• **Job**: Omit the pictures and output every entry below exactly as written.

# # # # # # #

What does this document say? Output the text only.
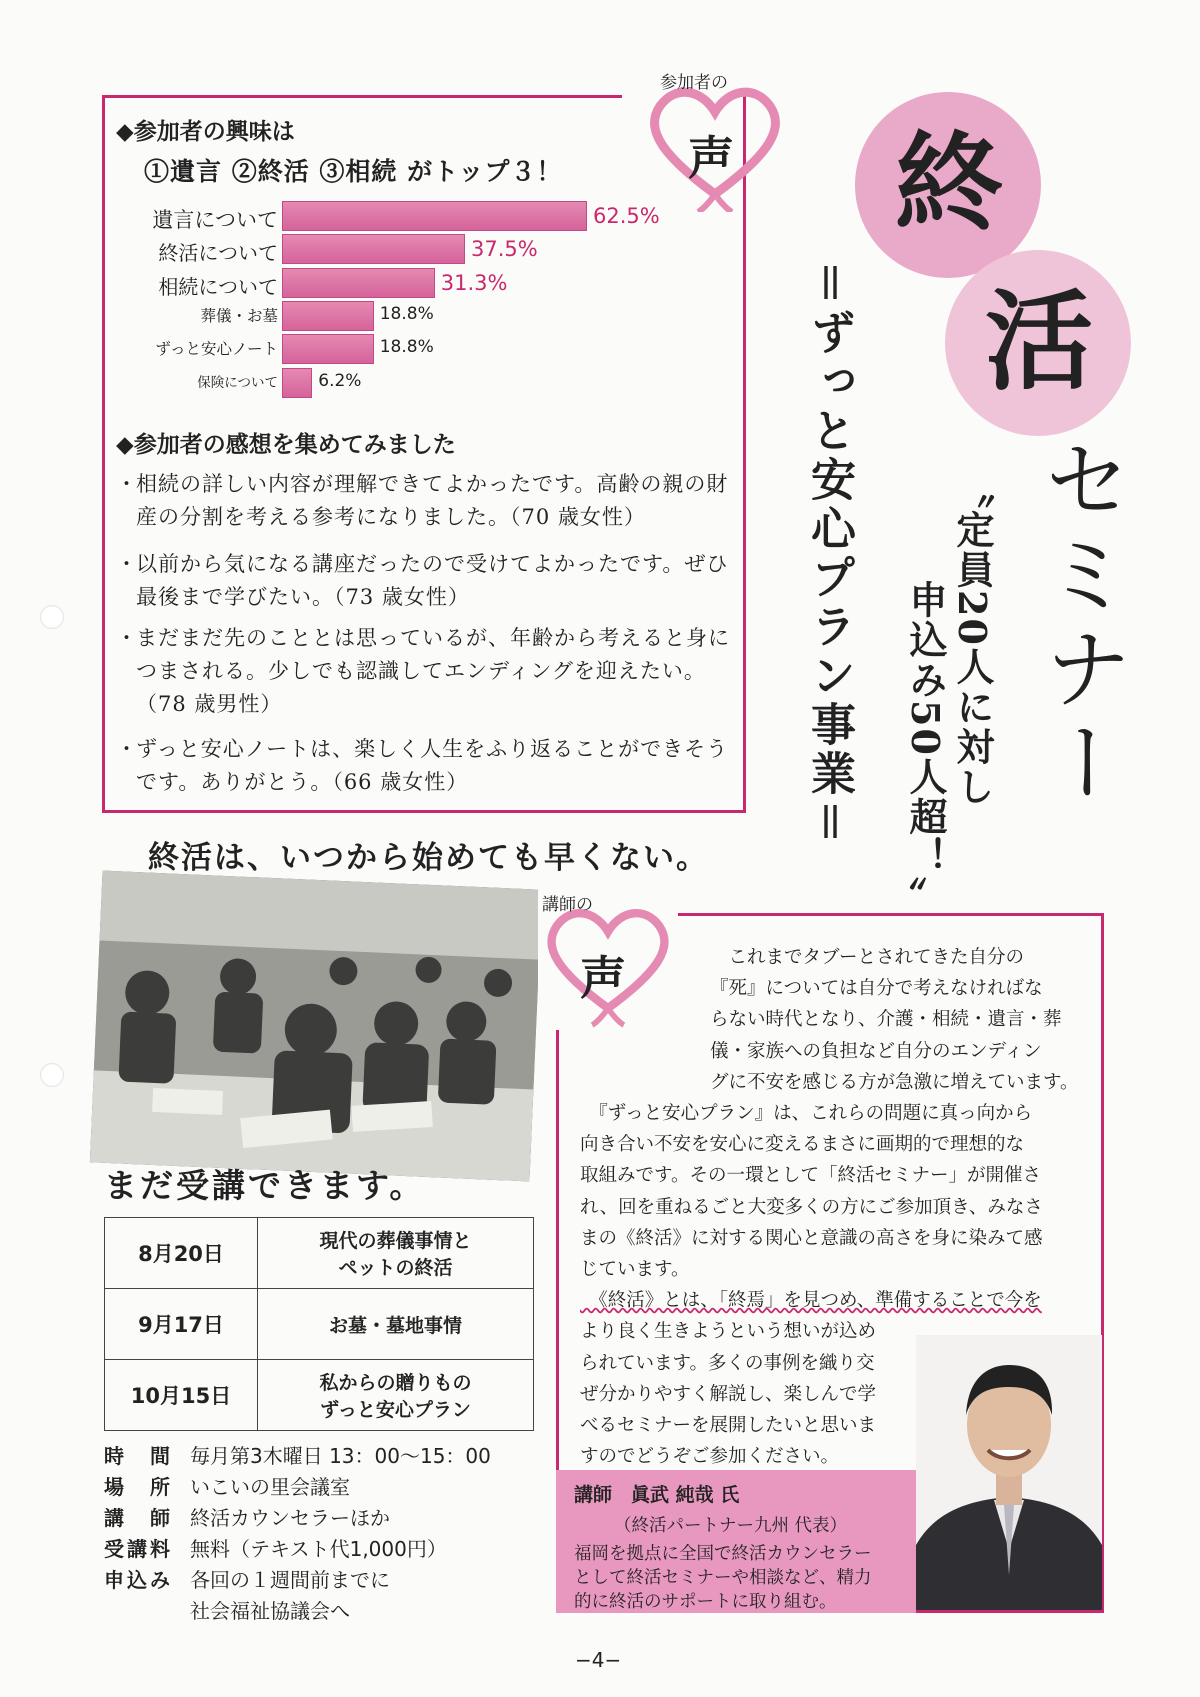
◆参加者の興味は
①遺言 ②終活 ③相続 がトップ３！
遺言について	62.5%
終活について	37.5%
相続について	31.3%
葬儀・お墓	18.8%
ずっと安心ノート	18.8%
保険について 6.2%
◆参加者の感想を集めてみました
・
相続の詳しい内容が理解できてよかったです。高齢の親の財産の分割を考える参考になりました。（70 歳女性）
・
以前から気になる講座だったので受けてよかったです。ぜひ最後まで学びたい。（73 歳女性）
・
まだまだ先のこととは思っているが、年齢から考えると身につまされる。少しでも認識してエンディングを迎えたい。（78 歳男性）
・
ずっと安心ノートは、楽しく人生をふり返ることができそうです。ありがとう。（66 歳女性）
参加者の
声 終
活
セミナー
＝ずっと安心プラン事業＝ 〝定員20人に対し
申込み50人超！〟
終活は、いつから始めても早くない。
まだ受講できます。
8月20日	現代の葬儀事情と
ペットの終活
9月17日	お墓・墓地事情
10月15日	私からの贈りもの
ずっと安心プラン
時　間 毎月第3木曜日 13：00〜15：00
場　所 いこいの里会議室
講　師 終活カウンセラーほか
受講料 無料（テキスト代1,000円）
申込み 各回の１週間前までに
社会福祉協議会へ
講師の
声	　これまでタブーとされてきた自分の
『死』については自分で考えなければな
らない時代となり、介護・相続・遺言・葬
儀・家族への負担など自分のエンディン
グに不安を感じる方が急激に増えています。
　『ずっと安心プラン』は、これらの問題に真っ向から
向き合い不安を安心に変えるまさに画期的で理想的な
取組みです。その一環として「終活セミナー」が開催さ
れ、回を重ねるごと大変多くの方にご参加頂き、みなさ
まの《終活》に対する関心と意識の高さを身に染みて感
じています。
　《終活》とは、「終焉」を見つめ、準備することで今を
より良く生きようという想いが込め
られています。多くの事例を織り交
ぜ分かりやすく解説し、楽しんで学
べるセミナーを展開したいと思いま
すのでどうぞご参加ください。
講師　眞武 純哉 氏
（終活パートナー九州 代表）
福岡を拠点に全国で終活カウンセラー
として終活セミナーや相談など、精力
的に終活のサポートに取り組む。
−4−
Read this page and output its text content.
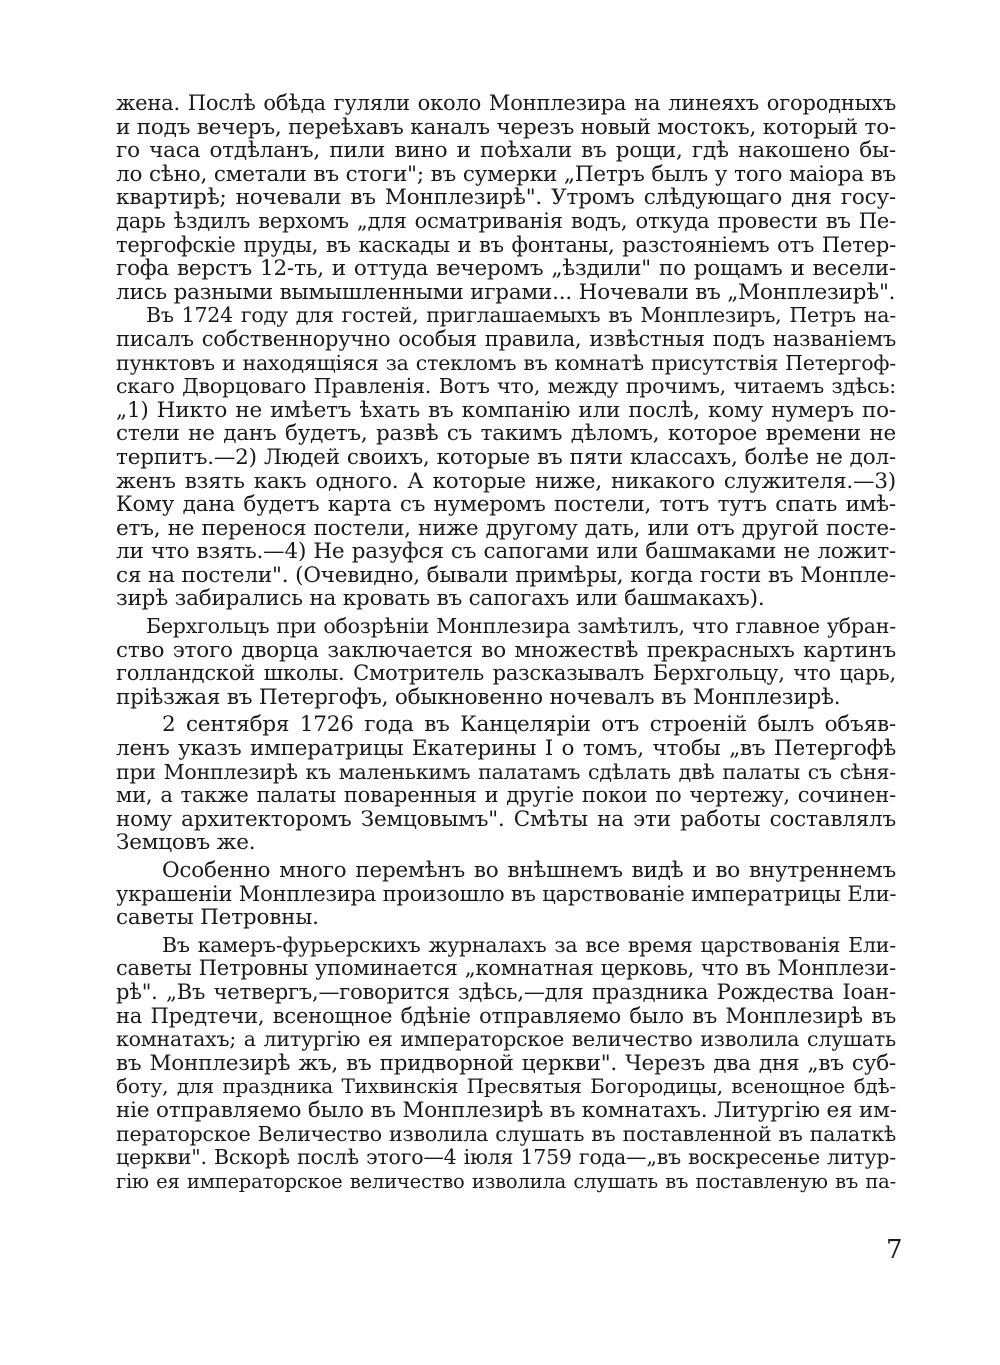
жена. Послѣ обѣда гуляли около Монплезира на линеяхъ огородныхъ
и подъ вечеръ, переѣхавъ каналъ черезъ новый мостокъ, который то-
го часа отдѣланъ, пили вино и поѣхали въ рощи, гдѣ накошено бы-
ло сѣно, сметали въ стоги"; въ сумерки „Петръ былъ у того маіора въ
квартирѣ; ночевали въ Монплезирѣ". Утромъ слѣдующаго дня госу-
дарь ѣздилъ верхомъ „для осматриванія водъ, откуда провести въ Пе-
тергофскіе пруды, въ каскады и въ фонтаны, разстояніемъ отъ Петер-
гофа верстъ 12-ть, и оттуда вечеромъ „ѣздили" по рощамъ и весели-
лись разными вымышленными играми... Ночевали въ „Монплезирѣ".
Въ 1724 году для гостей, приглашаемыхъ въ Монплезиръ, Петръ на-
писалъ собственноручно особыя правила, извѣстныя подъ названіемъ
пунктовъ и находящіяся за стекломъ въ комнатѣ присутствія Петергоф-
скаго Дворцоваго Правленія. Вотъ что, между прочимъ, читаемъ здѣсь:
„1) Никто не имѣетъ ѣхать въ компанію или послѣ, кому нумеръ по-
стели не данъ будетъ, развѣ съ такимъ дѣломъ, которое времени не
терпитъ.—2) Людей своихъ, которые въ пяти классахъ, болѣе не дол-
женъ взять какъ одного. А которые ниже, никакого служителя.—3)
Кому дана будетъ карта съ нумеромъ постели, тотъ тутъ спать имѣ-
етъ, не перенося постели, ниже другому дать, или отъ другой посте-
ли что взять.—4) Не разуфся съ сапогами или башмаками не ложит-
ся на постели". (Очевидно, бывали примѣры, когда гости въ Монпле-
зирѣ забирались на кровать въ сапогахъ или башмакахъ).
Берхгольцъ при обозрѣніи Монплезира замѣтилъ, что главное убран-
ство этого дворца заключается во множествѣ прекрасныхъ картинъ
голландской школы. Смотритель разсказывалъ Берхгольцу, что царь,
пріѣзжая въ Петергофъ, обыкновенно ночевалъ въ Монплезирѣ.
2 сентября 1726 года въ Канцеляріи отъ строеній былъ объяв-
ленъ указъ императрицы Екатерины I о томъ, чтобы „въ Петергофѣ
при Монплезирѣ къ маленькимъ палатамъ сдѣлать двѣ палаты съ сѣня-
ми, а также палаты поваренныя и другіе покои по чертежу, сочинен-
ному архитекторомъ Земцовымъ". Смѣты на эти работы составлялъ
Земцовъ же.
Особенно много перемѣнъ во внѣшнемъ видѣ и во внутреннемъ
украшеніи Монплезира произошло въ царствованіе императрицы Ели-
саветы Петровны.
Въ камеръ-фурьерскихъ журналахъ за все время царствованія Ели-
саветы Петровны упоминается „комнатная церковь, что въ Монплези-
рѣ". „Въ четвергъ,—говорится здѣсь,—для праздника Рождества Іоан-
на Предтечи, всенощное бдѣніе отправляемо было въ Монплезирѣ въ
комнатахъ; а литургію ея императорское величество изволила слушать
въ Монплезирѣ жъ, въ придворной церкви". Черезъ два дня „въ суб-
боту, для праздника Тихвинскія Пресвятыя Богородицы, всенощное бдѣ-
ніе отправляемо было въ Монплезирѣ въ комнатахъ. Литургію ея им-
ператорское Величество изволила слушать въ поставленной въ палаткѣ
церкви". Вскорѣ послѣ этого—4 іюля 1759 года—„въ воскресенье литур-
гію ея императорское величество изволила слушать въ поставленую въ па-
7
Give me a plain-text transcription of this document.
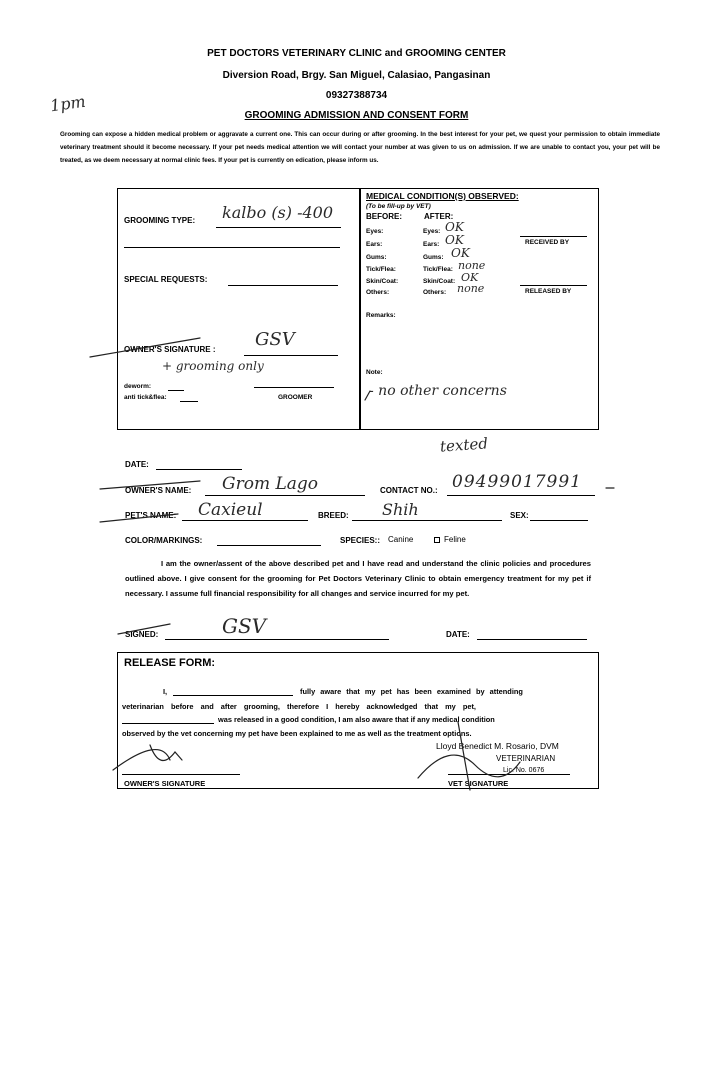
PET DOCTORS VETERINARY CLINIC and GROOMING CENTER
Diversion Road, Brgy. San Miguel, Calasiao, Pangasinan
09327388734
GROOMING ADMISSION AND CONSENT FORM
1pm
Grooming can expose a hidden medical problem or aggravate a current one. This can occur during or after grooming. In the best interest for your pet, we quest your permission to obtain immediate veterinary treatment should it become necessary. If your pet needs medical attention we will contact your number at was given to us on admission. If we are unable to contact you, your pet will be treated, as we deem necessary at normal clinic fees. If your pet is currently on edication, please inform us.
GROOMING TYPE: kalbo (s) -400
SPECIAL REQUESTS:
OWNER'S SIGNATURE : GSV
+ grooming only
deworm:
anti tick&flea:	GROOMER
MEDICAL CONDITION(S) OBSERVED:
(To be fill-up by VET)
BEFORE:	AFTER:
Eyes:	Eyes: OK
Ears:	Ears: OK
Gums:	Gums: OK
Tick/Flea:	Tick/Flea: none
Skin/Coat:	Skin/Coat: OK
Others:	Others: none
RECEIVED BY
RELEASED BY
Remarks:
Note:
- no other concerns
texted
DATE:
OWNER'S NAME: Grom Lago	CONTACT NO.: 09499017991
PET'S NAME: Caxieul	BREED: Shih	SEX:
COLOR/MARKINGS:	SPECIES:: Canine	Feline
I am the owner/assent of the above described pet and I have read and understand the clinic policies and procedures outlined above. I give consent for the grooming for Pet Doctors Veterinary Clinic to obtain emergency treatment for my pet if necessary. I assume full financial responsibility for all changes and service incurred for my pet.
SIGNED:	GSV	DATE:
RELEASE FORM:
I,	fully aware that my pet has been examined by attending
veterinarian before and after grooming, therefore I hereby acknowledged that my pet,
was released in a good condition, I am also aware that if any medical condition
observed by the vet concerning my pet have been explained to me as well as the treatment options.
Lloyd Benedict M. Rosario, DVM
VETERINARIAN
Lic. No. 0676
VET SIGNATURE
OWNER'S SIGNATURE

# # # # # # #

• **Task result**:
What does this document say? Output the text only.
◆参加者の興味は
①遺言 ②終活 ③相続 がトップ３！
遺言について	62.5%
終活について	37.5%
相続について	31.3%
葬儀・お墓	18.8%
ずっと安心ノート	18.8%
保険について 6.2%
◆参加者の感想を集めてみました
・
相続の詳しい内容が理解できてよかったです。高齢の親の財産の分割を考える参考になりました。（70 歳女性）
・
以前から気になる講座だったので受けてよかったです。ぜひ最後まで学びたい。（73 歳女性）
・
まだまだ先のこととは思っているが、年齢から考えると身につまされる。少しでも認識してエンディングを迎えたい。（78 歳男性）
・
ずっと安心ノートは、楽しく人生をふり返ることができそうです。ありがとう。（66 歳女性）
参加者の
声 終
活
セミナー
＝ずっと安心プラン事業＝ 〝定員20人に対し
申込み50人超！〟
終活は、いつから始めても早くない。
まだ受講できます。
8月20日	現代の葬儀事情と
ペットの終活
9月17日	お墓・墓地事情
10月15日	私からの贈りもの
ずっと安心プラン
時　間 毎月第3木曜日 13：00〜15：00
場　所 いこいの里会議室
講　師 終活カウンセラーほか
受講料 無料（テキスト代1,000円）
申込み 各回の１週間前までに
社会福祉協議会へ
講師の
声	　これまでタブーとされてきた自分の
『死』については自分で考えなければな
らない時代となり、介護・相続・遺言・葬
儀・家族への負担など自分のエンディン
グに不安を感じる方が急激に増えています。
　『ずっと安心プラン』は、これらの問題に真っ向から
向き合い不安を安心に変えるまさに画期的で理想的な
取組みです。その一環として「終活セミナー」が開催さ
れ、回を重ねるごと大変多くの方にご参加頂き、みなさ
まの《終活》に対する関心と意識の高さを身に染みて感
じています。
　《終活》とは、「終焉」を見つめ、準備することで今を
より良く生きようという想いが込め
られています。多くの事例を織り交
ぜ分かりやすく解説し、楽しんで学
べるセミナーを展開したいと思いま
すのでどうぞご参加ください。
講師　眞武 純哉 氏
（終活パートナー九州 代表）
福岡を拠点に全国で終活カウンセラー
として終活セミナーや相談など、精力
的に終活のサポートに取り組む。
−4−
Read this page and output its text content.
жена. Послѣ обѣда гуляли около Монплезира на линеяхъ огородныхъ
и подъ вечеръ, переѣхавъ каналъ черезъ новый мостокъ, который то-
го часа отдѣланъ, пили вино и поѣхали въ рощи, гдѣ накошено бы-
ло сѣно, сметали въ стоги"; въ сумерки „Петръ былъ у того маіора въ
квартирѣ; ночевали въ Монплезирѣ". Утромъ слѣдующаго дня госу-
дарь ѣздилъ верхомъ „для осматриванія водъ, откуда провести въ Пе-
тергофскіе пруды, въ каскады и въ фонтаны, разстояніемъ отъ Петер-
гофа верстъ 12-ть, и оттуда вечеромъ „ѣздили" по рощамъ и весели-
лись разными вымышленными играми... Ночевали въ „Монплезирѣ".
Въ 1724 году для гостей, приглашаемыхъ въ Монплезиръ, Петръ на-
писалъ собственноручно особыя правила, извѣстныя подъ названіемъ
пунктовъ и находящіяся за стекломъ въ комнатѣ присутствія Петергоф-
скаго Дворцоваго Правленія. Вотъ что, между прочимъ, читаемъ здѣсь:
„1) Никто не имѣетъ ѣхать въ компанію или послѣ, кому нумеръ по-
стели не данъ будетъ, развѣ съ такимъ дѣломъ, которое времени не
терпитъ.—2) Людей своихъ, которые въ пяти классахъ, болѣе не дол-
женъ взять какъ одного. А которые ниже, никакого служителя.—3)
Кому дана будетъ карта съ нумеромъ постели, тотъ тутъ спать имѣ-
етъ, не перенося постели, ниже другому дать, или отъ другой посте-
ли что взять.—4) Не разуфся съ сапогами или башмаками не ложит-
ся на постели". (Очевидно, бывали примѣры, когда гости въ Монпле-
зирѣ забирались на кровать въ сапогахъ или башмакахъ).
Берхгольцъ при обозрѣніи Монплезира замѣтилъ, что главное убран-
ство этого дворца заключается во множествѣ прекрасныхъ картинъ
голландской школы. Смотритель разсказывалъ Берхгольцу, что царь,
пріѣзжая въ Петергофъ, обыкновенно ночевалъ въ Монплезирѣ.
2 сентября 1726 года въ Канцеляріи отъ строеній былъ объяв-
ленъ указъ императрицы Екатерины I о томъ, чтобы „въ Петергофѣ
при Монплезирѣ къ маленькимъ палатамъ сдѣлать двѣ палаты съ сѣня-
ми, а также палаты поваренныя и другіе покои по чертежу, сочинен-
ному архитекторомъ Земцовымъ". Смѣты на эти работы составлялъ
Земцовъ же.
Особенно много перемѣнъ во внѣшнемъ видѣ и во внутреннемъ
украшеніи Монплезира произошло въ царствованіе императрицы Ели-
саветы Петровны.
Въ камеръ-фурьерскихъ журналахъ за все время царствованія Ели-
саветы Петровны упоминается „комнатная церковь, что въ Монплези-
рѣ". „Въ четвергъ,—говорится здѣсь,—для праздника Рождества Іоан-
на Предтечи, всенощное бдѣніе отправляемо было въ Монплезирѣ въ
комнатахъ; а литургію ея императорское величество изволила слушать
въ Монплезирѣ жъ, въ придворной церкви". Черезъ два дня „въ суб-
боту, для праздника Тихвинскія Пресвятыя Богородицы, всенощное бдѣ-
ніе отправляемо было въ Монплезирѣ въ комнатахъ. Литургію ея им-
ператорское Величество изволила слушать въ поставленной въ палаткѣ
церкви". Вскорѣ послѣ этого—4 іюля 1759 года—„въ воскресенье литур-
гію ея императорское величество изволила слушать въ поставленую въ па-
7
Give me a plain-text transcription of this document.
PET DOCTORS VETERINARY CLINIC and GROOMING CENTER
Diversion Road, Brgy. San Miguel, Calasiao, Pangasinan
09327388734
GROOMING ADMISSION AND CONSENT FORM
1pm
Grooming can expose a hidden medical problem or aggravate a current one. This can occur during or after grooming. In the best interest for your pet, we quest your permission to obtain immediate veterinary treatment should it become necessary. If your pet needs medical attention we will contact your number at was given to us on admission. If we are unable to contact you, your pet will be treated, as we deem necessary at normal clinic fees. If your pet is currently on edication, please inform us.
GROOMING TYPE: kalbo (s) -400
SPECIAL REQUESTS:
OWNER'S SIGNATURE : GSV
+ grooming only
deworm:
anti tick&flea:	GROOMER
MEDICAL CONDITION(S) OBSERVED:
(To be fill-up by VET)
BEFORE:	AFTER:
Eyes:	Eyes: OK
Ears:	Ears: OK
Gums:	Gums: OK
Tick/Flea:	Tick/Flea: none
Skin/Coat:	Skin/Coat: OK
Others:	Others: none
RECEIVED BY
RELEASED BY
Remarks:
Note:
- no other concerns
texted
DATE:
OWNER'S NAME: Grom Lago	CONTACT NO.: 09499017991
PET'S NAME: Caxieul	BREED: Shih	SEX:
COLOR/MARKINGS:	SPECIES:: Canine	Feline
I am the owner/assent of the above described pet and I have read and understand the clinic policies and procedures outlined above. I give consent for the grooming for Pet Doctors Veterinary Clinic to obtain emergency treatment for my pet if necessary. I assume full financial responsibility for all changes and service incurred for my pet.
SIGNED:	GSV	DATE:
RELEASE FORM:
I,	fully aware that my pet has been examined by attending
veterinarian before and after grooming, therefore I hereby acknowledged that my pet,
was released in a good condition, I am also aware that if any medical condition
observed by the vet concerning my pet have been explained to me as well as the treatment options.
Lloyd Benedict M. Rosario, DVM
VETERINARIAN
Lic. No. 0676
VET SIGNATURE
OWNER'S SIGNATURE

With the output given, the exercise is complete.